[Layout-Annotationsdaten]
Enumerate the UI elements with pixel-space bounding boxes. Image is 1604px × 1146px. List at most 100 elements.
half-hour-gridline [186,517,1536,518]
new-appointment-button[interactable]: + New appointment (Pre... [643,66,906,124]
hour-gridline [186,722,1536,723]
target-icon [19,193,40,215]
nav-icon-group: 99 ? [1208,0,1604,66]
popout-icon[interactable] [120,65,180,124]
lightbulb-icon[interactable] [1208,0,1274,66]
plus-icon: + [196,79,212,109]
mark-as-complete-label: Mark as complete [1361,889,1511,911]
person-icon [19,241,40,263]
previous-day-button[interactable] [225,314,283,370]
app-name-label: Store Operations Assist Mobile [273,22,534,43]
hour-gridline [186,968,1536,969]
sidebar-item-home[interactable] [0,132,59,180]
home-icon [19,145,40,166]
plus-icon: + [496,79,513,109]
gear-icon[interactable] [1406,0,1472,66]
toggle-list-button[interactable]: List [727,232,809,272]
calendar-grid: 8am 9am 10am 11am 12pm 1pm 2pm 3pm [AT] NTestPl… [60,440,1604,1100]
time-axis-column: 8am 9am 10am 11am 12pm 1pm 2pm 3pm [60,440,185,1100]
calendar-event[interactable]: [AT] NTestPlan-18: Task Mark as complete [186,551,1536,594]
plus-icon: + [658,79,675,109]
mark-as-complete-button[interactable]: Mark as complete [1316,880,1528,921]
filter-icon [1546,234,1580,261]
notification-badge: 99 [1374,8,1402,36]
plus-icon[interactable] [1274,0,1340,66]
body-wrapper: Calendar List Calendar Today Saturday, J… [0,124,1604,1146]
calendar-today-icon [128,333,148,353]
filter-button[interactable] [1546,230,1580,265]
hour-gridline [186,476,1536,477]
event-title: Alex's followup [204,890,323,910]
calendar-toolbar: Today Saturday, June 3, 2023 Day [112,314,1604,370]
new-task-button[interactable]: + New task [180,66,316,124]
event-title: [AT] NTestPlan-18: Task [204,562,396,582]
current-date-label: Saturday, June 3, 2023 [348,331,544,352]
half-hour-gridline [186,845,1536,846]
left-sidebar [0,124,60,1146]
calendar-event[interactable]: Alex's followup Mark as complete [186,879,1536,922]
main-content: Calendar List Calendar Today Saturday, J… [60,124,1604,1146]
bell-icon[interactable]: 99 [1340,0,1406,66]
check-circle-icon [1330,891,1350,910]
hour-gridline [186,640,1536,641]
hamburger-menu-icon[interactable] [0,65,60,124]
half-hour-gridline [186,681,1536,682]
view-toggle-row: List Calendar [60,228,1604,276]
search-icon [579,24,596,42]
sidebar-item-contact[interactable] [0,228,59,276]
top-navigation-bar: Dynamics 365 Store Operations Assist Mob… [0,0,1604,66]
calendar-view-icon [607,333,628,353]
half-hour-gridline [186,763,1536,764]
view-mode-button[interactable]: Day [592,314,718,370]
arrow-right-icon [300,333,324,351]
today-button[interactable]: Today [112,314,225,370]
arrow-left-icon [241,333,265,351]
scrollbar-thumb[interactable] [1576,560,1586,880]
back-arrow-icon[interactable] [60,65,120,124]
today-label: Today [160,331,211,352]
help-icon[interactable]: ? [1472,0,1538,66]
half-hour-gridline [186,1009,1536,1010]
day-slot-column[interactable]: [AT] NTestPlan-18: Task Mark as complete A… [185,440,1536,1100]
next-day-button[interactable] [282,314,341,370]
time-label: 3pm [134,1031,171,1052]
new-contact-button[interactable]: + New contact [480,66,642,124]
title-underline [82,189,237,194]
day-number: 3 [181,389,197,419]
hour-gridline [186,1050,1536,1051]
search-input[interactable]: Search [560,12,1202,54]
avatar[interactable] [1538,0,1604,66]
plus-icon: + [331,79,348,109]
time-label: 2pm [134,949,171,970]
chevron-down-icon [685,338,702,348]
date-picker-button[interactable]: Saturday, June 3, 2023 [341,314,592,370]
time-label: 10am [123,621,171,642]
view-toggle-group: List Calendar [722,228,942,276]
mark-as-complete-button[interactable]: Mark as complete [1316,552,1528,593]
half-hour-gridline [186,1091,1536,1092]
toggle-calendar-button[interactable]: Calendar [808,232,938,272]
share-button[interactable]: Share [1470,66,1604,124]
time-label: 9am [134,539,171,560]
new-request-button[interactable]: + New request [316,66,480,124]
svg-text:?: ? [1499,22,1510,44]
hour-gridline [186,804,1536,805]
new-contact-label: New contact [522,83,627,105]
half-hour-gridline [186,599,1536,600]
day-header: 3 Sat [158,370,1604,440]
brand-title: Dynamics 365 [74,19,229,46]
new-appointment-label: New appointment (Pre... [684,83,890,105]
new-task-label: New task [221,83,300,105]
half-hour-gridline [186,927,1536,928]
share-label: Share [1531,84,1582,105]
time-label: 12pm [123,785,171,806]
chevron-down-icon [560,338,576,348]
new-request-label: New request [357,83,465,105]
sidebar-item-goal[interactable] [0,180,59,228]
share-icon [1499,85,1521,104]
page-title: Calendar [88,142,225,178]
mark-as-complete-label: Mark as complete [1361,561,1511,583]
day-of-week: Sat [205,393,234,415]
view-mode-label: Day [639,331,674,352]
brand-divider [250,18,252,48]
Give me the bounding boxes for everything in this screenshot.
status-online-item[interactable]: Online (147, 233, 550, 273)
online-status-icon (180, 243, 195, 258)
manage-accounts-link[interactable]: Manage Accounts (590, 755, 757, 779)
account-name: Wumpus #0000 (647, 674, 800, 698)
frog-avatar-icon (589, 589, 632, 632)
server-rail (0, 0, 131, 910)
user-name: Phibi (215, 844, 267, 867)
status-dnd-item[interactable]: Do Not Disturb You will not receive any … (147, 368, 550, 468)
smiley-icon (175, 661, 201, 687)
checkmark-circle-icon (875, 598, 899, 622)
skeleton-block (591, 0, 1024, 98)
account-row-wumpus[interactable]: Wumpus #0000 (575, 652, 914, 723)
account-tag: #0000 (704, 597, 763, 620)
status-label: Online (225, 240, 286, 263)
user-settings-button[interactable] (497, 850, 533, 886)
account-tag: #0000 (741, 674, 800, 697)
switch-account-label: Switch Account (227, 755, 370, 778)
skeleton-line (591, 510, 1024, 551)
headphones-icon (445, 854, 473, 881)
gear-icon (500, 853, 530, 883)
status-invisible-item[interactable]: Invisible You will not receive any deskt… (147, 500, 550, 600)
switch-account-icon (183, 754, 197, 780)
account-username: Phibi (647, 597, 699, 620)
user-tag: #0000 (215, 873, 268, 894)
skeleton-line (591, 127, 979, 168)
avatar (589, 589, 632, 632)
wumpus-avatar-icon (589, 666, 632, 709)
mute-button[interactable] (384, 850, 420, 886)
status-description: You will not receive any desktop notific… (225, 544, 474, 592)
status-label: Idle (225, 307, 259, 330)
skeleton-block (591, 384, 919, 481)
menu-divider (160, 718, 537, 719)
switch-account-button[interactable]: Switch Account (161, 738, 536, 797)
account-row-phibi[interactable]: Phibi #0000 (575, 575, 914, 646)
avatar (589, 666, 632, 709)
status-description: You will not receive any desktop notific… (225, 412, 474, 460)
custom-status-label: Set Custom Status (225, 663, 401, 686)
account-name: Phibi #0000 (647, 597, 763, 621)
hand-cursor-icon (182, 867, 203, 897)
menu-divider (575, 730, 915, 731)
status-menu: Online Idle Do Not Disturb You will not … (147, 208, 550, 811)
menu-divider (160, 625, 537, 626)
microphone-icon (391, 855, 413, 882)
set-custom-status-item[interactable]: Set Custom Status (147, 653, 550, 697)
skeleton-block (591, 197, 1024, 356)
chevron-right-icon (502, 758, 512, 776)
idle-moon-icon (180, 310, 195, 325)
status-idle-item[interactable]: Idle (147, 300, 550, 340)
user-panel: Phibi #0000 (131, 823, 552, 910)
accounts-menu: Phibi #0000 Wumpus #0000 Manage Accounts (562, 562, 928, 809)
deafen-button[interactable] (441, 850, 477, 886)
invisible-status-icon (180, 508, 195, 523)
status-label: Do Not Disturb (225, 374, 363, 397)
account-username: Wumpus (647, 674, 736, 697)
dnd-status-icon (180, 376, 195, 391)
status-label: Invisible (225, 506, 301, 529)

- [Arbeitsanweisung]: Gib die Zeilen vom Anfang der Layout-Annotationsdaten bis einschließlich der Zeile mit "plus-icon: + [496,79,513,109]" unverändert wieder.

- [Ergebnis der Aufgabe]:
Enumerate the UI elements with pixel-space bounding boxes. Image is 1604px × 1146px. List at most 100 elements.
half-hour-gridline [186,517,1536,518]
new-appointment-button[interactable]: + New appointment (Pre... [643,66,906,124]
hour-gridline [186,722,1536,723]
target-icon [19,193,40,215]
nav-icon-group: 99 ? [1208,0,1604,66]
popout-icon[interactable] [120,65,180,124]
lightbulb-icon[interactable] [1208,0,1274,66]
plus-icon: + [196,79,212,109]
mark-as-complete-label: Mark as complete [1361,889,1511,911]
person-icon [19,241,40,263]
previous-day-button[interactable] [225,314,283,370]
app-name-label: Store Operations Assist Mobile [273,22,534,43]
hour-gridline [186,968,1536,969]
sidebar-item-home[interactable] [0,132,59,180]
home-icon [19,145,40,166]
plus-icon: + [496,79,513,109]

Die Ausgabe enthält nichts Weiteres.